**Work to be completed:** Reproduce the following lines verbatim, including every one of them.

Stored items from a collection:
----------------

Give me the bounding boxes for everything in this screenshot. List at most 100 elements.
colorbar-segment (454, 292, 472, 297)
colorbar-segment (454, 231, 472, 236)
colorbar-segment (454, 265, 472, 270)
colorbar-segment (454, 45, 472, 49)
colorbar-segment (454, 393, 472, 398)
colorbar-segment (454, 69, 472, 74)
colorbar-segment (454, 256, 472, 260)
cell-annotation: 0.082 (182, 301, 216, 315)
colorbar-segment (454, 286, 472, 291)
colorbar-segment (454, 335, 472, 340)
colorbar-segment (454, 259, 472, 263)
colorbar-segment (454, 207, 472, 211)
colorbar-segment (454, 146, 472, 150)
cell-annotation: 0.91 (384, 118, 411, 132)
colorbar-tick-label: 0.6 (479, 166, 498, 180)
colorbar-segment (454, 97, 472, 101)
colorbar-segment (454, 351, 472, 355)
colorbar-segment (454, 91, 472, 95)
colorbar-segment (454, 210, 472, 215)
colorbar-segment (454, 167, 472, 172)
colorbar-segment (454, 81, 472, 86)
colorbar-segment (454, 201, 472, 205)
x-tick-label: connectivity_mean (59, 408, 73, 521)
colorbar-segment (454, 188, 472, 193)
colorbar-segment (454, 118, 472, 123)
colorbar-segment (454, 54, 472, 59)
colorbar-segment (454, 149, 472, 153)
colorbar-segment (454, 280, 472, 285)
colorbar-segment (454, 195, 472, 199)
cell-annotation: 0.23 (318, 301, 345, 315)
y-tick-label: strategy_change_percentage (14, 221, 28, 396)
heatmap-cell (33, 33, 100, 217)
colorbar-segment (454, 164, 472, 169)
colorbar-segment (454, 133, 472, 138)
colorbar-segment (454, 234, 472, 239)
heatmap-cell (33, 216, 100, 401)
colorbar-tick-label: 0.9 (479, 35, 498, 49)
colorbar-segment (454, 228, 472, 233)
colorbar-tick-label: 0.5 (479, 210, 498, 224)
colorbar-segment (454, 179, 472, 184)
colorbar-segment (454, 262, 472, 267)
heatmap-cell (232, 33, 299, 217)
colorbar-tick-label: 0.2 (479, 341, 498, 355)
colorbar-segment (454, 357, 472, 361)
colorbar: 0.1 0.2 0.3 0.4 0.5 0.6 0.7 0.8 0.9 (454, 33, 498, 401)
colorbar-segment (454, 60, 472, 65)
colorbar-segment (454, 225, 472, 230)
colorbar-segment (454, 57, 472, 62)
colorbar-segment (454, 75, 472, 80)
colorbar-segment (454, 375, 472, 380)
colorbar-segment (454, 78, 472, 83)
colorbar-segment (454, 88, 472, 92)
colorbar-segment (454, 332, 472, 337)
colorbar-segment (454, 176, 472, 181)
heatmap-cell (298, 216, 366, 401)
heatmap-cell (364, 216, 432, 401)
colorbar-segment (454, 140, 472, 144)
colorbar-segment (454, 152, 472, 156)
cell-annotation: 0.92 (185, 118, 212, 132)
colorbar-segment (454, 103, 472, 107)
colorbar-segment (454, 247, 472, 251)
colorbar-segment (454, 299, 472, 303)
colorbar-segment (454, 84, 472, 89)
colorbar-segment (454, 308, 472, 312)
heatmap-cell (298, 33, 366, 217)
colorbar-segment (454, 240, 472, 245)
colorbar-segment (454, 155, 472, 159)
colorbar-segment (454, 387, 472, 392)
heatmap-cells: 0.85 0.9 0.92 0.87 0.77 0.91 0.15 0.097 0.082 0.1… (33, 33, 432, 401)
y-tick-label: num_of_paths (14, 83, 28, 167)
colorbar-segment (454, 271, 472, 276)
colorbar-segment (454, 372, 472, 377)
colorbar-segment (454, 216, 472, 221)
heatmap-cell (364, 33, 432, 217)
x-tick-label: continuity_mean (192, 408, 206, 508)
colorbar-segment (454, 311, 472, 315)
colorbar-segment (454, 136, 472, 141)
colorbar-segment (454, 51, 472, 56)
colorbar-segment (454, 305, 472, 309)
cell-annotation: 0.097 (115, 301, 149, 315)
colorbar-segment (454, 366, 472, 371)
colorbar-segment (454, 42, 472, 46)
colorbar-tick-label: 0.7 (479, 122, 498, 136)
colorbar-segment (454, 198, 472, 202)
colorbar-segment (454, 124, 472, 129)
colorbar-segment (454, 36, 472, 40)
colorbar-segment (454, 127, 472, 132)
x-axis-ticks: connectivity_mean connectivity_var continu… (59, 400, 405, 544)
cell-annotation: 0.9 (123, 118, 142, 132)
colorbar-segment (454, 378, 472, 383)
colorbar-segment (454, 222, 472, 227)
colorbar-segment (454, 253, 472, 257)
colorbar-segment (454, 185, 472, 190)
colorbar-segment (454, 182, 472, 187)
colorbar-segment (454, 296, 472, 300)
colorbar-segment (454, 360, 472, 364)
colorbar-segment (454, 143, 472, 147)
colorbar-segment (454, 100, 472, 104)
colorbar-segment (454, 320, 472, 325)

----------------

**Solution for this task:**
Give me the bounding boxes for everything in this screenshot. List at most 100 elements.
colorbar-segment (454, 292, 472, 297)
colorbar-segment (454, 231, 472, 236)
colorbar-segment (454, 265, 472, 270)
colorbar-segment (454, 45, 472, 49)
colorbar-segment (454, 393, 472, 398)
colorbar-segment (454, 69, 472, 74)
colorbar-segment (454, 256, 472, 260)
cell-annotation: 0.082 (182, 301, 216, 315)
colorbar-segment (454, 286, 472, 291)
colorbar-segment (454, 335, 472, 340)
colorbar-segment (454, 259, 472, 263)
colorbar-segment (454, 207, 472, 211)
colorbar-segment (454, 146, 472, 150)
cell-annotation: 0.91 (384, 118, 411, 132)
colorbar-tick-label: 0.6 (479, 166, 498, 180)
colorbar-segment (454, 97, 472, 101)
colorbar-segment (454, 351, 472, 355)
colorbar-segment (454, 91, 472, 95)
colorbar-segment (454, 210, 472, 215)
colorbar-segment (454, 167, 472, 172)
colorbar-segment (454, 81, 472, 86)
colorbar-segment (454, 201, 472, 205)
x-tick-label: connectivity_mean (59, 408, 73, 521)
colorbar-segment (454, 188, 472, 193)
colorbar-segment (454, 118, 472, 123)
colorbar-segment (454, 54, 472, 59)
colorbar-segment (454, 149, 472, 153)
colorbar-segment (454, 280, 472, 285)
colorbar-segment (454, 195, 472, 199)
cell-annotation: 0.23 (318, 301, 345, 315)
y-tick-label: strategy_change_percentage (14, 221, 28, 396)
heatmap-cell (33, 33, 100, 217)
colorbar-segment (454, 164, 472, 169)
colorbar-segment (454, 133, 472, 138)
colorbar-segment (454, 234, 472, 239)
heatmap-cell (33, 216, 100, 401)
colorbar-tick-label: 0.9 (479, 35, 498, 49)
colorbar-segment (454, 228, 472, 233)
colorbar-tick-label: 0.5 (479, 210, 498, 224)
colorbar-segment (454, 179, 472, 184)
colorbar-segment (454, 262, 472, 267)
heatmap-cell (232, 33, 299, 217)
colorbar-tick-label: 0.2 (479, 341, 498, 355)
colorbar-segment (454, 357, 472, 361)
colorbar: 0.1 0.2 0.3 0.4 0.5 0.6 0.7 0.8 0.9 (454, 33, 498, 401)
colorbar-segment (454, 60, 472, 65)
colorbar-segment (454, 225, 472, 230)
colorbar-segment (454, 57, 472, 62)
colorbar-segment (454, 75, 472, 80)
colorbar-segment (454, 375, 472, 380)
colorbar-segment (454, 78, 472, 83)
colorbar-segment (454, 88, 472, 92)
colorbar-segment (454, 332, 472, 337)
colorbar-segment (454, 176, 472, 181)
heatmap-cell (298, 216, 366, 401)
heatmap-cell (364, 216, 432, 401)
colorbar-segment (454, 140, 472, 144)
colorbar-segment (454, 152, 472, 156)
cell-annotation: 0.92 (185, 118, 212, 132)
colorbar-segment (454, 103, 472, 107)
colorbar-segment (454, 247, 472, 251)
colorbar-segment (454, 299, 472, 303)
colorbar-segment (454, 84, 472, 89)
colorbar-segment (454, 308, 472, 312)
heatmap-cell (298, 33, 366, 217)
colorbar-segment (454, 240, 472, 245)
colorbar-segment (454, 155, 472, 159)
colorbar-segment (454, 387, 472, 392)
heatmap-cells: 0.85 0.9 0.92 0.87 0.77 0.91 0.15 0.097 0.082 0.1… (33, 33, 432, 401)
y-tick-label: num_of_paths (14, 83, 28, 167)
colorbar-segment (454, 271, 472, 276)
colorbar-segment (454, 372, 472, 377)
colorbar-segment (454, 216, 472, 221)
heatmap-cell (364, 33, 432, 217)
x-tick-label: continuity_mean (192, 408, 206, 508)
colorbar-segment (454, 311, 472, 315)
colorbar-segment (454, 136, 472, 141)
colorbar-segment (454, 51, 472, 56)
colorbar-segment (454, 305, 472, 309)
cell-annotation: 0.097 (115, 301, 149, 315)
colorbar-segment (454, 366, 472, 371)
colorbar-segment (454, 42, 472, 46)
colorbar-tick-label: 0.7 (479, 122, 498, 136)
colorbar-segment (454, 198, 472, 202)
colorbar-segment (454, 124, 472, 129)
colorbar-segment (454, 36, 472, 40)
colorbar-segment (454, 127, 472, 132)
x-axis-ticks: connectivity_mean connectivity_var continu… (59, 400, 405, 544)
cell-annotation: 0.9 (123, 118, 142, 132)
colorbar-segment (454, 378, 472, 383)
colorbar-segment (454, 222, 472, 227)
colorbar-segment (454, 253, 472, 257)
colorbar-segment (454, 185, 472, 190)
colorbar-segment (454, 182, 472, 187)
colorbar-segment (454, 296, 472, 300)
colorbar-segment (454, 360, 472, 364)
colorbar-segment (454, 143, 472, 147)
colorbar-segment (454, 100, 472, 104)
colorbar-segment (454, 320, 472, 325)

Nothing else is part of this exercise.